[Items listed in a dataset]
□ □ □ □ □

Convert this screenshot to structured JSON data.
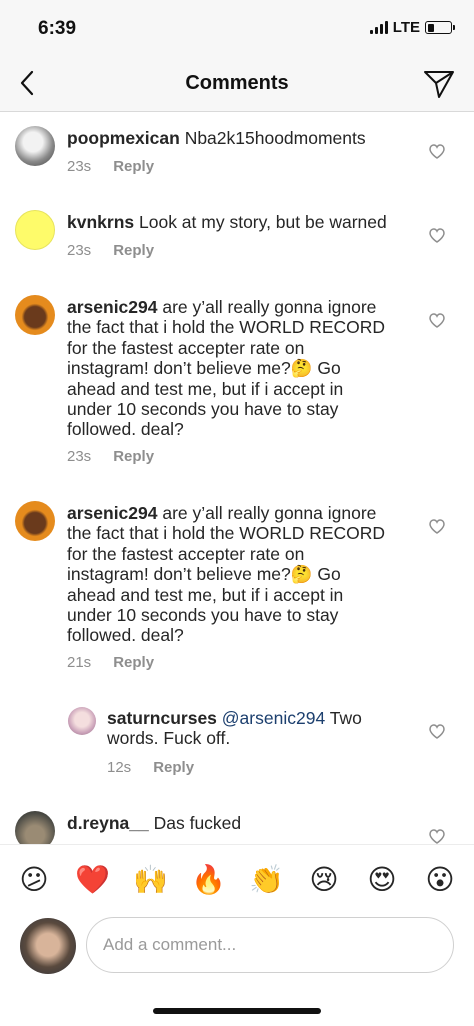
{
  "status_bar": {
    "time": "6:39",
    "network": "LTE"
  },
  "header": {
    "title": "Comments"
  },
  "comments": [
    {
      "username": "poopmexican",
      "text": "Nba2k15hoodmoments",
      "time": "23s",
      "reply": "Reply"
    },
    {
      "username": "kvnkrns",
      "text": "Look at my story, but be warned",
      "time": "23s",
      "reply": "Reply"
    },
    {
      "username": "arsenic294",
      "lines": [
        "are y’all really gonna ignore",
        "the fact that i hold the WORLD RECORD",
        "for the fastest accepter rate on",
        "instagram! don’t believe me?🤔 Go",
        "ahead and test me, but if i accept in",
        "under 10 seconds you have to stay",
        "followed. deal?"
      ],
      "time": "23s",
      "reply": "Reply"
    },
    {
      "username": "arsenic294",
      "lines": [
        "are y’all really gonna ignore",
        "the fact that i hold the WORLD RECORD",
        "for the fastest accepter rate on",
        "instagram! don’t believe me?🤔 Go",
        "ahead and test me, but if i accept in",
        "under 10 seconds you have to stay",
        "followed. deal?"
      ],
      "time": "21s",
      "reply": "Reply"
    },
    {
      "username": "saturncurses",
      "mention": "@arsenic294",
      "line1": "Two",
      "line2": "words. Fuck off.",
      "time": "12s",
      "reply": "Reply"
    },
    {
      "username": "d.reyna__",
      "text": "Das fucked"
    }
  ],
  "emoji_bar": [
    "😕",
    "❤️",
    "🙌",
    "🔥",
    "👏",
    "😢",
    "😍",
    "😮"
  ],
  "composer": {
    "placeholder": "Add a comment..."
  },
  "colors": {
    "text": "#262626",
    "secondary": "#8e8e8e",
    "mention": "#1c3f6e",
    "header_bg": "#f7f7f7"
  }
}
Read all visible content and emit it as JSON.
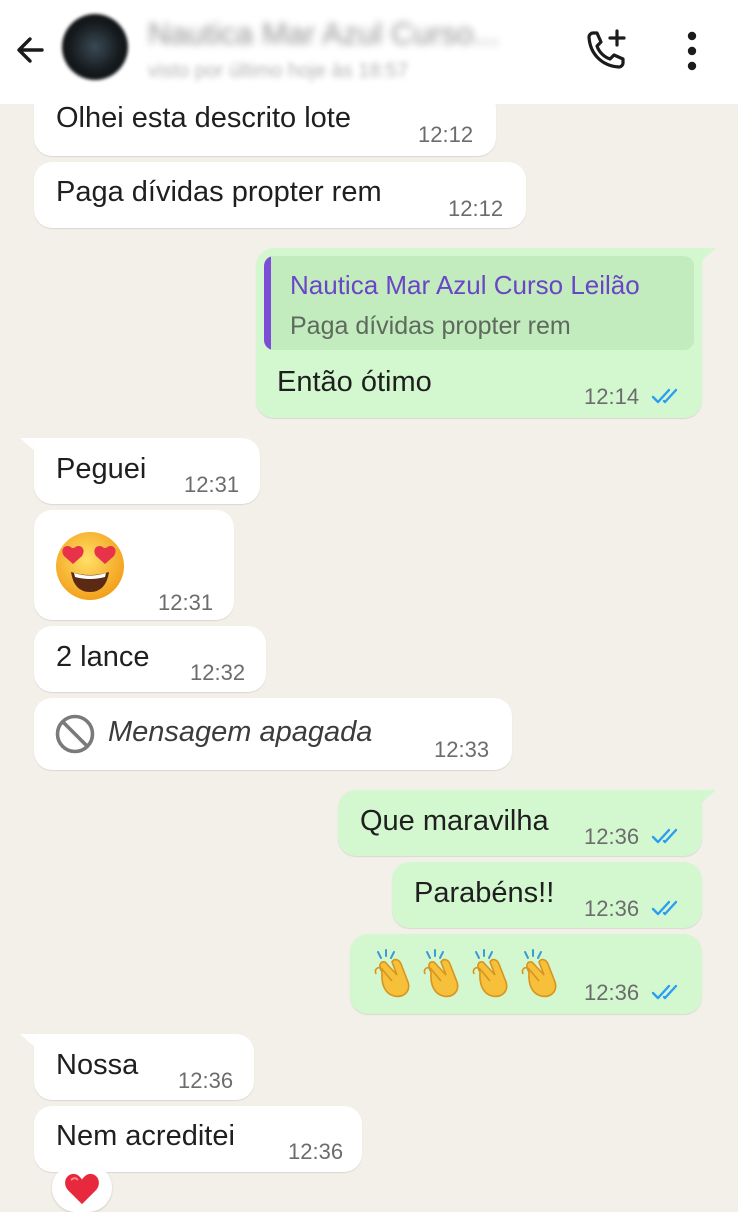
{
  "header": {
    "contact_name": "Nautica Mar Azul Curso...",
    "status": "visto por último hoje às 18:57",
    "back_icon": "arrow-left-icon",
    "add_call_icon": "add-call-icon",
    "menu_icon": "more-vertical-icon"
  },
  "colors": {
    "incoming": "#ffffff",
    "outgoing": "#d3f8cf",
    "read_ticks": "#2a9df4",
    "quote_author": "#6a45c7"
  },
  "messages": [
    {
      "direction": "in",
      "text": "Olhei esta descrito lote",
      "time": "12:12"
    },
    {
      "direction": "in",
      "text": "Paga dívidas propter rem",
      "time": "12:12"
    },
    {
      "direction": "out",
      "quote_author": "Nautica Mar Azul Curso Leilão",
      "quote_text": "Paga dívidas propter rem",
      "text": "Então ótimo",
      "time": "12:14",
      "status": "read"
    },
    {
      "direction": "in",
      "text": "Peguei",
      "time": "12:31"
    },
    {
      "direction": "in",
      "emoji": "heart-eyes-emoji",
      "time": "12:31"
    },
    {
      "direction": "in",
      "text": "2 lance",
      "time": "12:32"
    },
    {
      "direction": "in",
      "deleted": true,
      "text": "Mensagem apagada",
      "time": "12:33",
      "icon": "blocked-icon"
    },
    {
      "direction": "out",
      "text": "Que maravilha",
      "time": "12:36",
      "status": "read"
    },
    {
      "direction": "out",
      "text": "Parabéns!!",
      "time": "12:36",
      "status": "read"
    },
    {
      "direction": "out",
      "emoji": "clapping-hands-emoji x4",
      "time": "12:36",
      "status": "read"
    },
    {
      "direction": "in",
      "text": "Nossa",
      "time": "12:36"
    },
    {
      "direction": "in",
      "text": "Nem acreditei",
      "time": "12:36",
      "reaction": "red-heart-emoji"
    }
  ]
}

□ □ □ □ □

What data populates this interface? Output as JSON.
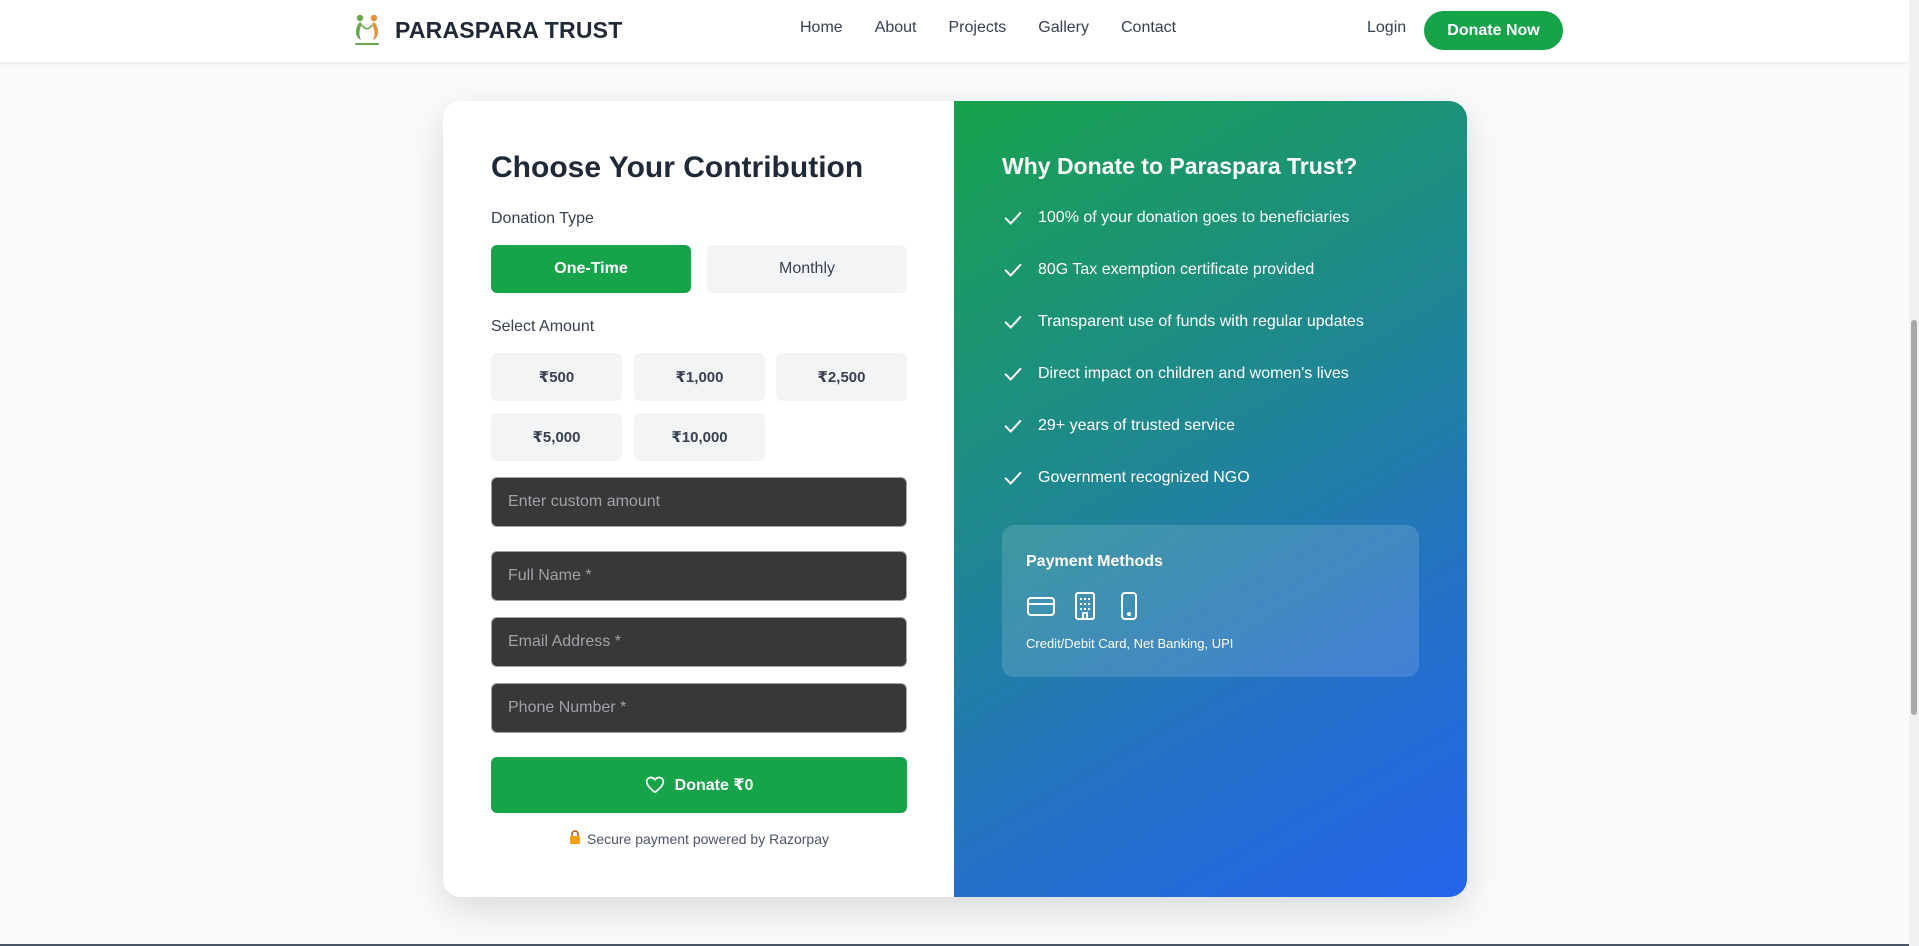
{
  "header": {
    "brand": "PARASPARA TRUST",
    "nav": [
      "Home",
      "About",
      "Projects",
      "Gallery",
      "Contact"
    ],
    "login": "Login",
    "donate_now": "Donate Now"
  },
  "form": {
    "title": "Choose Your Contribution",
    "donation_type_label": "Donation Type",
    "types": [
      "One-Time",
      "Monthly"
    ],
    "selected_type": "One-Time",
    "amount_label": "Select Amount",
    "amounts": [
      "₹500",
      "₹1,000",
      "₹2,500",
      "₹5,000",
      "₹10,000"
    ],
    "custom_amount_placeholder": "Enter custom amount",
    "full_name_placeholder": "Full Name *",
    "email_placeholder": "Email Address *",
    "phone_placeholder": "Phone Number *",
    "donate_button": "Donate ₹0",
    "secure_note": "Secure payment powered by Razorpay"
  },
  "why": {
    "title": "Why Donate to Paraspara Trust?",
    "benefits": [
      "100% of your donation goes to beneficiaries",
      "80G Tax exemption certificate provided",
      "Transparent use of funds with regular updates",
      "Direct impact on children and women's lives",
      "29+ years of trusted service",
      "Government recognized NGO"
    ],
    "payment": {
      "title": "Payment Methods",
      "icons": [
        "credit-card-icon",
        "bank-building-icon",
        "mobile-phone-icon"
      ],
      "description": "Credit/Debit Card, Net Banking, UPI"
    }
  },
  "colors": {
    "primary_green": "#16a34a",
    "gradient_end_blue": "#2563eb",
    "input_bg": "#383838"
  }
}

□ □ □ □ □

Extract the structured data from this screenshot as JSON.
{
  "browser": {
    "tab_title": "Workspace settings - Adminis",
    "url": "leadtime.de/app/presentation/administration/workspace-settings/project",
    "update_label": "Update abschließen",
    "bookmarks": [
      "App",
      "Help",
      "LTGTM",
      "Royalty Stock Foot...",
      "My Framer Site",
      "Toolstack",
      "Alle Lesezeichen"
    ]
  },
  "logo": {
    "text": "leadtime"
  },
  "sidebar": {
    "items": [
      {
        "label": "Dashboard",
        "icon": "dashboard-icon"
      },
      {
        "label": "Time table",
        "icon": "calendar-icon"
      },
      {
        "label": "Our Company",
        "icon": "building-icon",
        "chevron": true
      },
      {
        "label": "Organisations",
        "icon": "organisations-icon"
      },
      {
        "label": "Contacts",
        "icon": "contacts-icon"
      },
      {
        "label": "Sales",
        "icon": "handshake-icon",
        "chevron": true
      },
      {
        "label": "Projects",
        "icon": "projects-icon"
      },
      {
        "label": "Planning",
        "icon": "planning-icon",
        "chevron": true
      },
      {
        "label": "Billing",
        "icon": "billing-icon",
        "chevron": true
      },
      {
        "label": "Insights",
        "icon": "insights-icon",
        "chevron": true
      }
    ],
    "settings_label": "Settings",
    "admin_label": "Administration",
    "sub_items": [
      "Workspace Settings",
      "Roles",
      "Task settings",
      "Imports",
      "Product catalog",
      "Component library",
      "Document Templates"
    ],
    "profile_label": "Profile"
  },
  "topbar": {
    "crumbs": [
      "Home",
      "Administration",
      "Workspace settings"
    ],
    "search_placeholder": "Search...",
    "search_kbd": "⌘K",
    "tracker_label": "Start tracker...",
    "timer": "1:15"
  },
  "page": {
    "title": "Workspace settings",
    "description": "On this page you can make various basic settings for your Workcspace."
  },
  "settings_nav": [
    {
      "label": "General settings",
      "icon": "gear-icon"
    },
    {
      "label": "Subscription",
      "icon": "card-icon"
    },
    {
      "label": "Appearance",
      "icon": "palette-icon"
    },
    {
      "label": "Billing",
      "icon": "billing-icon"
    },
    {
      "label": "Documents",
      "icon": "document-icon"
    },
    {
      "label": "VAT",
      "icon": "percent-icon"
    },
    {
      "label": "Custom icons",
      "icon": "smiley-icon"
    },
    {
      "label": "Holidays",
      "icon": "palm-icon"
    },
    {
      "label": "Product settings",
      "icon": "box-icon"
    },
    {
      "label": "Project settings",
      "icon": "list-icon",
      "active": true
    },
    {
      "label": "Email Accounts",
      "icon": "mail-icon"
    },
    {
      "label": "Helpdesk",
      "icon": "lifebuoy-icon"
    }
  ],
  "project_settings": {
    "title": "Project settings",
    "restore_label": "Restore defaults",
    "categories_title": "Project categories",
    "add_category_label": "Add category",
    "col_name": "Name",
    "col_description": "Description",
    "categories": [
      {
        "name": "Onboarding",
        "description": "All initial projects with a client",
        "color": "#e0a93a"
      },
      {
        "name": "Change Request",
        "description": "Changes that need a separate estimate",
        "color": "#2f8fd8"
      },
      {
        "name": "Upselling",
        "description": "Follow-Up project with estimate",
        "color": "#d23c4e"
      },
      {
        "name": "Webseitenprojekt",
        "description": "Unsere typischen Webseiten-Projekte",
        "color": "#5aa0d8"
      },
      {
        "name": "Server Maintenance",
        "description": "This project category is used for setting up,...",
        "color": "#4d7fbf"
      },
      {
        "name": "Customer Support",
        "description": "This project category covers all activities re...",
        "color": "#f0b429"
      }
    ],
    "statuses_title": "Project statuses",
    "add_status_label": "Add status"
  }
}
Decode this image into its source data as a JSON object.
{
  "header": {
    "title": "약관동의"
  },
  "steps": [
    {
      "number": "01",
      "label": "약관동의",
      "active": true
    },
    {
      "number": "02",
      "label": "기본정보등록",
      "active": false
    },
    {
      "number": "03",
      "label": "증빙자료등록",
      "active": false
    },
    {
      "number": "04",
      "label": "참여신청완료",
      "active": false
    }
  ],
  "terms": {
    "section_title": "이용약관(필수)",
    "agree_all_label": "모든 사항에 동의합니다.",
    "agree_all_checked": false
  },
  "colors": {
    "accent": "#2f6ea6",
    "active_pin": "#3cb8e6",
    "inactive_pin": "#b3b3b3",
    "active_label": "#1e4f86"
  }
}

□ □ □ □ □

Given exercise: Scan the lines for the string "structured". Pick out every line that has it.

Solution to this problem:
Convert this screenshot to structured JSON data.
Extract the structured data from this screenshot as JSON.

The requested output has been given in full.